WHAT IS EXPECTED:
Repeat every entry in the listing below, exactly.

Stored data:
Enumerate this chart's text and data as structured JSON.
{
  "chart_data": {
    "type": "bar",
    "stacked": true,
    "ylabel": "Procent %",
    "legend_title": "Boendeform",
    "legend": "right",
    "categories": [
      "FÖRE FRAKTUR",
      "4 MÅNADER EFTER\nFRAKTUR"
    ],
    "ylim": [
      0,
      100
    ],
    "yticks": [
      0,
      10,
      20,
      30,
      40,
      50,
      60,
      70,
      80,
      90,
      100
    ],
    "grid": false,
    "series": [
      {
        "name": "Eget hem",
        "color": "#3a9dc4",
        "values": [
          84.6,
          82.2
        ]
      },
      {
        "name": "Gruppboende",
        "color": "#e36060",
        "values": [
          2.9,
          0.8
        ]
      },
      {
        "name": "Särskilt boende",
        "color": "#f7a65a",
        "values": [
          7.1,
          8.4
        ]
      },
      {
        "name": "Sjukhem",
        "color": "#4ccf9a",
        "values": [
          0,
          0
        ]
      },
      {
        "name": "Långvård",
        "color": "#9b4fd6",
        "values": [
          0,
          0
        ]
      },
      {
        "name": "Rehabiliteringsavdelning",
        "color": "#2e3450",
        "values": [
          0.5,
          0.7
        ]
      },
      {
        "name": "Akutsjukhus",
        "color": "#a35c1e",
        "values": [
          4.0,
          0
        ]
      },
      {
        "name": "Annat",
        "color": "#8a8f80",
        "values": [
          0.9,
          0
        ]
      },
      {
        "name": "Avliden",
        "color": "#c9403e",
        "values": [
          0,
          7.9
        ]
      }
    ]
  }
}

RESULT OF THIS TASK:
Enumerate this chart's text and data as structured JSON.
{
  "chart_data": {
    "type": "bar",
    "stacked": true,
    "ylabel": "Procent %",
    "legend_title": "Boendeform",
    "legend": "right",
    "categories": [
      "FÖRE FRAKTUR",
      "4 MÅNADER EFTER\nFRAKTUR"
    ],
    "ylim": [
      0,
      100
    ],
    "yticks": [
      0,
      10,
      20,
      30,
      40,
      50,
      60,
      70,
      80,
      90,
      100
    ],
    "grid": false,
    "series": [
      {
        "name": "Eget hem",
        "color": "#3a9dc4",
        "values": [
          84.6,
          82.2
        ]
      },
      {
        "name": "Gruppboende",
        "color": "#e36060",
        "values": [
          2.9,
          0.8
        ]
      },
      {
        "name": "Särskilt boende",
        "color": "#f7a65a",
        "values": [
          7.1,
          8.4
        ]
      },
      {
        "name": "Sjukhem",
        "color": "#4ccf9a",
        "values": [
          0,
          0
        ]
      },
      {
        "name": "Långvård",
        "color": "#9b4fd6",
        "values": [
          0,
          0
        ]
      },
      {
        "name": "Rehabiliteringsavdelning",
        "color": "#2e3450",
        "values": [
          0.5,
          0.7
        ]
      },
      {
        "name": "Akutsjukhus",
        "color": "#a35c1e",
        "values": [
          4.0,
          0
        ]
      },
      {
        "name": "Annat",
        "color": "#8a8f80",
        "values": [
          0.9,
          0
        ]
      },
      {
        "name": "Avliden",
        "color": "#c9403e",
        "values": [
          0,
          7.9
        ]
      }
    ]
  }
}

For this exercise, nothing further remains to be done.